-- START OF Input for this task --
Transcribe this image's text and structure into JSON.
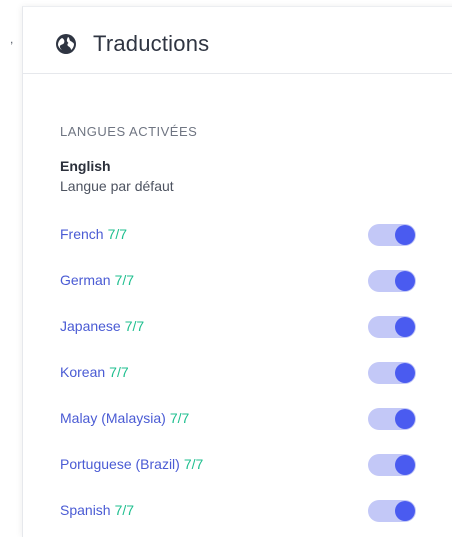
{
  "stray_mark": ",",
  "panel": {
    "title": "Traductions",
    "icon": "globe-icon"
  },
  "section": {
    "label": "LANGUES ACTIVÉES"
  },
  "default_language": {
    "name": "English",
    "subtitle": "Langue par défaut"
  },
  "languages": [
    {
      "name": "French",
      "count": "7/7",
      "enabled": true
    },
    {
      "name": "German",
      "count": "7/7",
      "enabled": true
    },
    {
      "name": "Japanese",
      "count": "7/7",
      "enabled": true
    },
    {
      "name": "Korean",
      "count": "7/7",
      "enabled": true
    },
    {
      "name": "Malay (Malaysia)",
      "count": "7/7",
      "enabled": true
    },
    {
      "name": "Portuguese (Brazil)",
      "count": "7/7",
      "enabled": true
    },
    {
      "name": "Spanish",
      "count": "7/7",
      "enabled": true
    }
  ],
  "colors": {
    "link": "#4a5bd4",
    "count": "#1fbf8f",
    "toggle_track": "#c3c8f7",
    "toggle_knob": "#4a5bf0"
  }
}
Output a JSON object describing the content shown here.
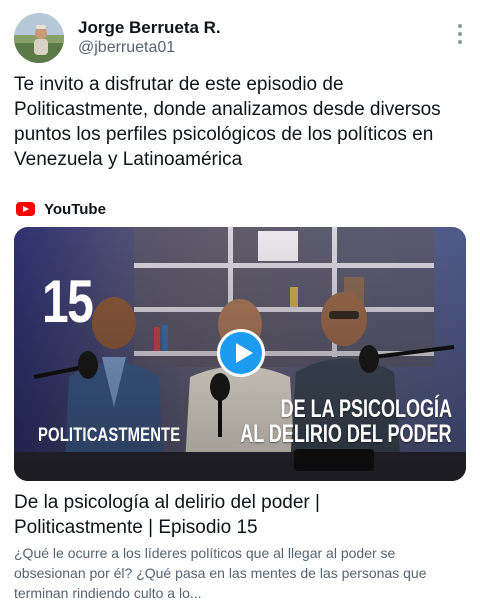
-- END OF Input for this task --
Do this: Take the entries shown above and quote them verbatim, passing over the pictures.

Response:
Transcribe this image's text and structure into JSON.
{
  "stray_mark": ",",
  "panel": {
    "title": "Traductions",
    "icon": "globe-icon"
  },
  "section": {
    "label": "LANGUES ACTIVÉES"
  },
  "default_language": {
    "name": "English",
    "subtitle": "Langue par défaut"
  },
  "languages": [
    {
      "name": "French",
      "count": "7/7",
      "enabled": true
    },
    {
      "name": "German",
      "count": "7/7",
      "enabled": true
    },
    {
      "name": "Japanese",
      "count": "7/7",
      "enabled": true
    },
    {
      "name": "Korean",
      "count": "7/7",
      "enabled": true
    },
    {
      "name": "Malay (Malaysia)",
      "count": "7/7",
      "enabled": true
    },
    {
      "name": "Portuguese (Brazil)",
      "count": "7/7",
      "enabled": true
    },
    {
      "name": "Spanish",
      "count": "7/7",
      "enabled": true
    }
  ],
  "colors": {
    "link": "#4a5bd4",
    "count": "#1fbf8f",
    "toggle_track": "#c3c8f7",
    "toggle_knob": "#4a5bf0"
  }
}
Output a JSON object describing the content shown here.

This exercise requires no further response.